### TASK TO COMPLETE
From the listing, collect all lines containing the word "podkarpackiego".

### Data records

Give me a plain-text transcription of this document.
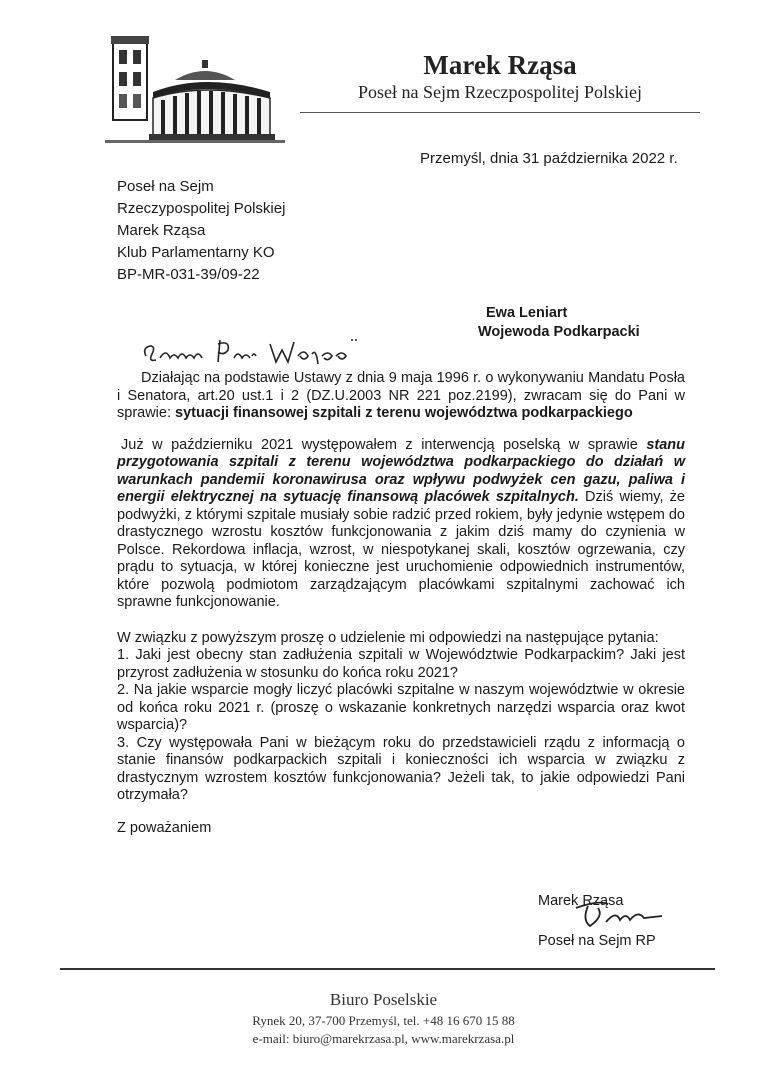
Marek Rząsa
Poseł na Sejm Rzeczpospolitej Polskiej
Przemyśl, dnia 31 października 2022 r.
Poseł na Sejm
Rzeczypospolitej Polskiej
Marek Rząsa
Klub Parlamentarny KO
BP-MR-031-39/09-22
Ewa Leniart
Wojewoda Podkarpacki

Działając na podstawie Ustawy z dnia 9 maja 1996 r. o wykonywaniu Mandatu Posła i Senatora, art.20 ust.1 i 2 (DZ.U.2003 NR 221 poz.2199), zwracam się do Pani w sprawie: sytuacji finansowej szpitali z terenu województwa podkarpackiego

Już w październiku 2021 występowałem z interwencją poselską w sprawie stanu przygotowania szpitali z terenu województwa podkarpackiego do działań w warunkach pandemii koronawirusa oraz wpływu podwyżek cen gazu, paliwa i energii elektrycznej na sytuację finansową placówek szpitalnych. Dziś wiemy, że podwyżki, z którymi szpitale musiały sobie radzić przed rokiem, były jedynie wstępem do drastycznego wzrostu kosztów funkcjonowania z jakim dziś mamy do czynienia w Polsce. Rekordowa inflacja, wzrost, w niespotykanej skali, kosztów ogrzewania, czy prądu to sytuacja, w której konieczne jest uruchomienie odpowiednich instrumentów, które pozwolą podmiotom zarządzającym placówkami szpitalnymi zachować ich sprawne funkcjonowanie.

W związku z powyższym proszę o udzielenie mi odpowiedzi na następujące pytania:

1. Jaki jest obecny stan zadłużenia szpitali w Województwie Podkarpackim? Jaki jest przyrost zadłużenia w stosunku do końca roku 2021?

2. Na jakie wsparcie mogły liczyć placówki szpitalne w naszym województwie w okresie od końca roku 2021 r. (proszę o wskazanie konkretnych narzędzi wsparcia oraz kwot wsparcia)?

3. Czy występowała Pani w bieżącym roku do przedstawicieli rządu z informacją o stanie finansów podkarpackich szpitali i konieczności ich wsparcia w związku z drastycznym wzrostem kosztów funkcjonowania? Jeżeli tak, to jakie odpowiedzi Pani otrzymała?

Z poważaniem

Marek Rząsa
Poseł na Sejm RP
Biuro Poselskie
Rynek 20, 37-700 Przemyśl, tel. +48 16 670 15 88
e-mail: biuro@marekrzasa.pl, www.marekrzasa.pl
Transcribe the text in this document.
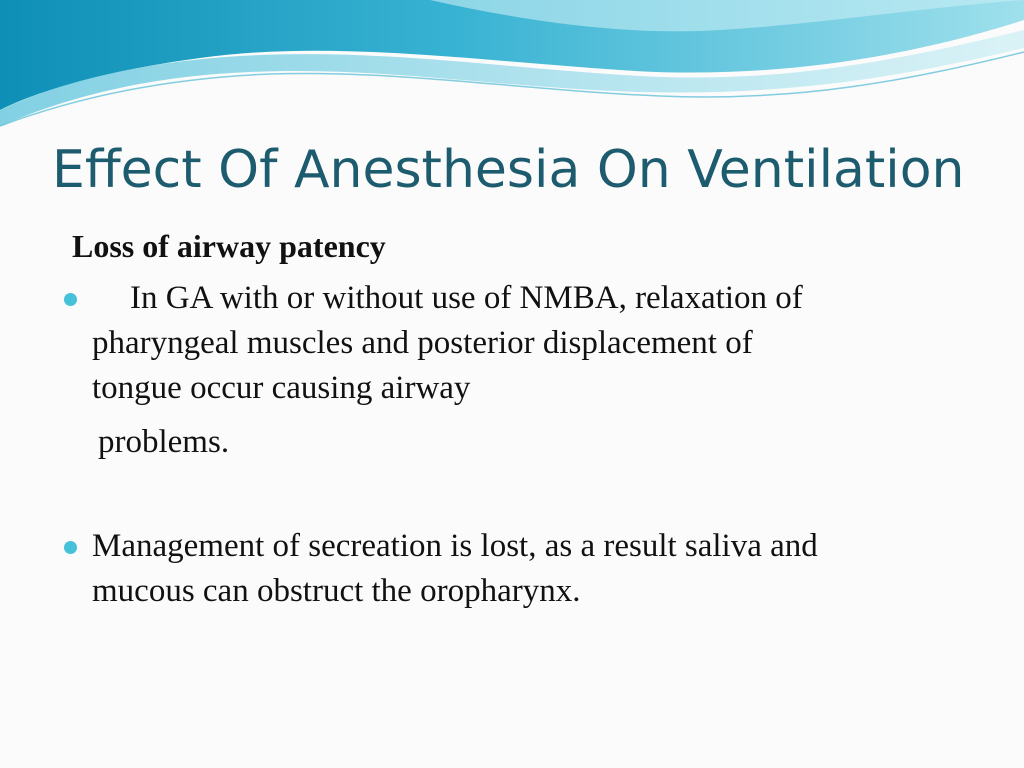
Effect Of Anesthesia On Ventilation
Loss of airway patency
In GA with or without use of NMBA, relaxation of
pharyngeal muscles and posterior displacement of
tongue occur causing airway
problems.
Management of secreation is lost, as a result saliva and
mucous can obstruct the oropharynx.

### WORKED SOLUTION
Działając na podstawie Ustawy z dnia 9 maja 1996 r. o wykonywaniu Mandatu Posła i Senatora, art.20 ust.1 i 2 (DZ.U.2003 NR 221 poz.2199), zwracam się do Pani w sprawie: sytuacji finansowej szpitali z terenu województwa podkarpackiego
Już w październiku 2021 występowałem z interwencją poselską w sprawie stanu przygotowania szpitali z terenu województwa podkarpackiego do działań w warunkach pandemii koronawirusa oraz wpływu podwyżek cen gazu, paliwa i energii elektrycznej na sytuację finansową placówek szpitalnych. Dziś wiemy, że podwyżki, z którymi szpitale musiały sobie radzić przed rokiem, były jedynie wstępem do drastycznego wzrostu kosztów funkcjonowania z jakim dziś mamy do czynienia w Polsce. Rekordowa inflacja, wzrost, w niespotykanej skali, kosztów ogrzewania, czy prądu to sytuacja, w której konieczne jest uruchomienie odpowiednich instrumentów, które pozwolą podmiotom zarządzającym placówkami szpitalnymi zachować ich sprawne funkcjonowanie.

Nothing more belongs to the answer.